#### SOURCE DATA
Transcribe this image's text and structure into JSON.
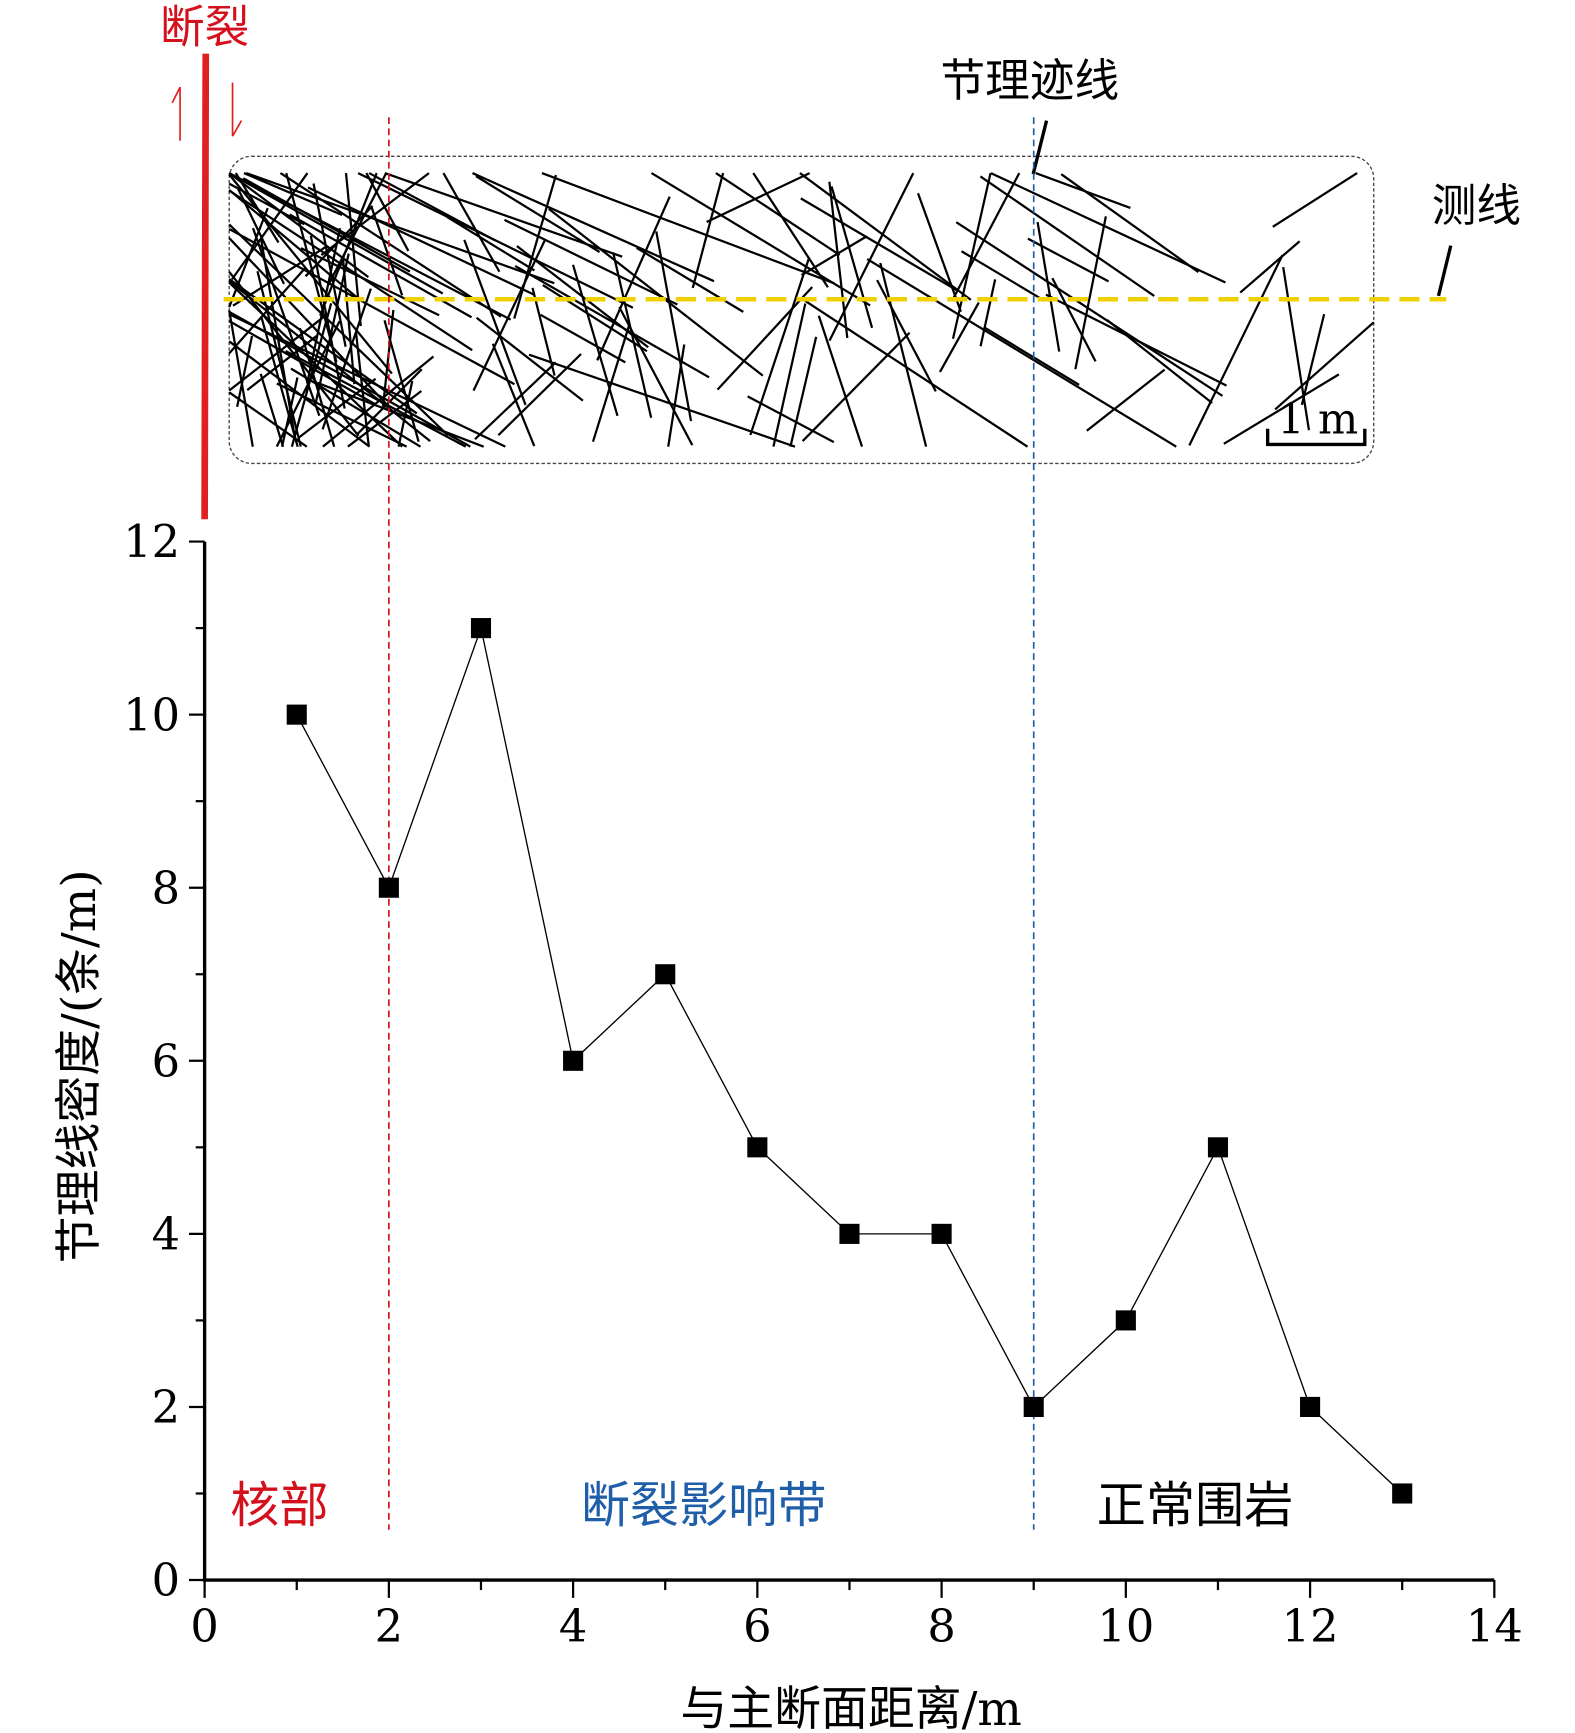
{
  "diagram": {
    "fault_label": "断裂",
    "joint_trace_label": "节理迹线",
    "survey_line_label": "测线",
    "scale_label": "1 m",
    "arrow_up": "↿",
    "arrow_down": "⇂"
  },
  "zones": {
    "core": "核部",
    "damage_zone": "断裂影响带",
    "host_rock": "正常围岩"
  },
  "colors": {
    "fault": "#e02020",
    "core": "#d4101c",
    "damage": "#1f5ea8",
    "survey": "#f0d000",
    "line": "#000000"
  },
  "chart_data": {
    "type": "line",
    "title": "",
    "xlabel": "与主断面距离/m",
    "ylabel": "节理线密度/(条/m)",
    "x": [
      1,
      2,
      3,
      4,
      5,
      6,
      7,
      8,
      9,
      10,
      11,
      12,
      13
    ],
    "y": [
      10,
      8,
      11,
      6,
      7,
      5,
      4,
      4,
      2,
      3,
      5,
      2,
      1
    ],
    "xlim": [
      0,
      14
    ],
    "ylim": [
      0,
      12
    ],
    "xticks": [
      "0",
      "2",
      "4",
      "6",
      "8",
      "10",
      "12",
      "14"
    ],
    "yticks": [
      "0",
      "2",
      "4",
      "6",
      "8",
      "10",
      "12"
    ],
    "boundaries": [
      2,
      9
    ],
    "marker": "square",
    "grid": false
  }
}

==

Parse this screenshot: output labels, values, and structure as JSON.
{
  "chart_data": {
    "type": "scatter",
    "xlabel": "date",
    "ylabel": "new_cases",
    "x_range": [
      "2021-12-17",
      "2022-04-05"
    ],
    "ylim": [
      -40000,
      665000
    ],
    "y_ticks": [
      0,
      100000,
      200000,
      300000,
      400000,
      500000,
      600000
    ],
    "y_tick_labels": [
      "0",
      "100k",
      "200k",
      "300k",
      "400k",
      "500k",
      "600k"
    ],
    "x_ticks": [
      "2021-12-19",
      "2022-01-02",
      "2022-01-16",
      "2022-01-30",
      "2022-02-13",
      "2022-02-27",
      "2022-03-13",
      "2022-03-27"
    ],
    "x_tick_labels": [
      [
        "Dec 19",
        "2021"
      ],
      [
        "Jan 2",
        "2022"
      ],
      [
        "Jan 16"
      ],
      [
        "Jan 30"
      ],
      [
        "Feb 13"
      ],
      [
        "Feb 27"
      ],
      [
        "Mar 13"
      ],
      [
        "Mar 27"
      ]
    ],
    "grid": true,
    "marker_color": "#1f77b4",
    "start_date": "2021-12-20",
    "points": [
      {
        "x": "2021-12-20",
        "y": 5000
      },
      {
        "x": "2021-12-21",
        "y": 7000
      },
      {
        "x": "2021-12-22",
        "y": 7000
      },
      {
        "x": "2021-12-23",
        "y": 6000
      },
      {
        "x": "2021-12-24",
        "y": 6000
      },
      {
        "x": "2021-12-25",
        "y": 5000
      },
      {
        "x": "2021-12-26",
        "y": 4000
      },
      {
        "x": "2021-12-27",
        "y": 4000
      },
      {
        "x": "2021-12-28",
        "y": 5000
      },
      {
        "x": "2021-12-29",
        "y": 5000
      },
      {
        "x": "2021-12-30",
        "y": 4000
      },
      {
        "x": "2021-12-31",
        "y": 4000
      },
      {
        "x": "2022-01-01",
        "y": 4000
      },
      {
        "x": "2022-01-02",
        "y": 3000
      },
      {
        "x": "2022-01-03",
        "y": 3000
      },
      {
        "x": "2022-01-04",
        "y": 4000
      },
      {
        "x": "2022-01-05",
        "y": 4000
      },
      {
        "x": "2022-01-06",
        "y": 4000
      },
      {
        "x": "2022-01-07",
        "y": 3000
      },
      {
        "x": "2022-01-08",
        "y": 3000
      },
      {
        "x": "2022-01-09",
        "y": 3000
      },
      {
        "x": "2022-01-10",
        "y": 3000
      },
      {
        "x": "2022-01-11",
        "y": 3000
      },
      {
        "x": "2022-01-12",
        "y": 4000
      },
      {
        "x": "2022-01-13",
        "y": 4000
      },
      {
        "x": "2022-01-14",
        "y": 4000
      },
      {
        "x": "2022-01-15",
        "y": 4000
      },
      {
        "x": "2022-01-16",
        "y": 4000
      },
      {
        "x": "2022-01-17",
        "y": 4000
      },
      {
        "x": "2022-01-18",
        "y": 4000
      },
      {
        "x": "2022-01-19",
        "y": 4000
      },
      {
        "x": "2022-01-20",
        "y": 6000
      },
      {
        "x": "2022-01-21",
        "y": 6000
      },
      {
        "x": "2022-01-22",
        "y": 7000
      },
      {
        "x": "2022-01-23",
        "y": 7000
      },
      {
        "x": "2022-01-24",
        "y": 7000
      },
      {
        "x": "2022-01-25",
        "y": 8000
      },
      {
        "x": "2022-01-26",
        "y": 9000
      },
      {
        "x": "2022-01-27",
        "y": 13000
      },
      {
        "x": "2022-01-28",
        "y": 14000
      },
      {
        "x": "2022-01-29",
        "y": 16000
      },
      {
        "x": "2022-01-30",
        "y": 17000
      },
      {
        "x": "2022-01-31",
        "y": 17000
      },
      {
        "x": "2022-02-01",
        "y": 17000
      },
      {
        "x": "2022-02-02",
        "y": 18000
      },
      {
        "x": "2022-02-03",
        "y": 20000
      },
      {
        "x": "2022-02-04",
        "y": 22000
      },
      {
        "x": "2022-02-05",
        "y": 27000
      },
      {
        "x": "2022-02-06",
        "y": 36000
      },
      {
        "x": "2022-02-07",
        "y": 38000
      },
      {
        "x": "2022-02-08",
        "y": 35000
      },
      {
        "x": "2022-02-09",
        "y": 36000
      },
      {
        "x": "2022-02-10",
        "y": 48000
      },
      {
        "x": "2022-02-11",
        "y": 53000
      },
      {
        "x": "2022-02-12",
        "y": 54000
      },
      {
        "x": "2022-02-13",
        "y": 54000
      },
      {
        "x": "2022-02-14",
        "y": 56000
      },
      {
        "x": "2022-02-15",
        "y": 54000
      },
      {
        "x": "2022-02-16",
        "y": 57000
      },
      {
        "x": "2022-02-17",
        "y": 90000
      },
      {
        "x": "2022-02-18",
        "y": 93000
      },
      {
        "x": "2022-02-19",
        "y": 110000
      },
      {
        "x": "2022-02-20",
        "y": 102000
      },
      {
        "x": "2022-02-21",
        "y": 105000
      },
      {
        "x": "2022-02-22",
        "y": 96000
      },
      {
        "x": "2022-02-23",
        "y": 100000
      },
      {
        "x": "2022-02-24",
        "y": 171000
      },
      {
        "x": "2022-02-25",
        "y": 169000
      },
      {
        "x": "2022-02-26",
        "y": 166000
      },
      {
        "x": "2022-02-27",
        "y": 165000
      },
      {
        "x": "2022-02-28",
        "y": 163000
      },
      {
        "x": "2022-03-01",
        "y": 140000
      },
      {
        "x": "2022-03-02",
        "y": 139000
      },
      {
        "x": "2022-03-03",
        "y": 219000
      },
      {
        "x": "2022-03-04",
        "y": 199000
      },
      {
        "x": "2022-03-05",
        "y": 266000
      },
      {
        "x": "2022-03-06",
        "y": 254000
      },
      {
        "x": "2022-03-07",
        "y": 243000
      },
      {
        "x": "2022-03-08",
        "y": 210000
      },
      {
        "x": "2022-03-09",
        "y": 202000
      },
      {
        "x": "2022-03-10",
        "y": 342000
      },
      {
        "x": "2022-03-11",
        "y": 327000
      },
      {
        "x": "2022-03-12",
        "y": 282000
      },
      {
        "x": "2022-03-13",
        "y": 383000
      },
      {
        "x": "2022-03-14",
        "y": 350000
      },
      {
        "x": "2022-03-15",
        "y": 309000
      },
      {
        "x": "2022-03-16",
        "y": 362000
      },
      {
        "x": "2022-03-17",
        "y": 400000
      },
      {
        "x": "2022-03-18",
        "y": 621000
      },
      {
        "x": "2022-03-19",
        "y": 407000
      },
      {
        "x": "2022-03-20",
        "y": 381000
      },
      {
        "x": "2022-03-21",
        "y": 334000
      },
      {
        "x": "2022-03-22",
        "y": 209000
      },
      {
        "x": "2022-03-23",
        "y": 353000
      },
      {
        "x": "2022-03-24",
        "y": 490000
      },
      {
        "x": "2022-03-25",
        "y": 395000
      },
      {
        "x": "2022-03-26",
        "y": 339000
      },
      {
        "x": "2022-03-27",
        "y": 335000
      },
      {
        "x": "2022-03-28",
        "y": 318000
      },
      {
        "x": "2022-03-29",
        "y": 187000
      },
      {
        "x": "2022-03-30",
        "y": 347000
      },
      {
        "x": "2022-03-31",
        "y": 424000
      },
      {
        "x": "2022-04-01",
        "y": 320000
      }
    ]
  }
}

#### TO DO
Every line of the listing that holds "this" should be found and copied.

#### ANSWER TO THE TASK
Transcribe this image's text and structure into JSON.
Parse this screenshot: output labels, values, and structure as JSON.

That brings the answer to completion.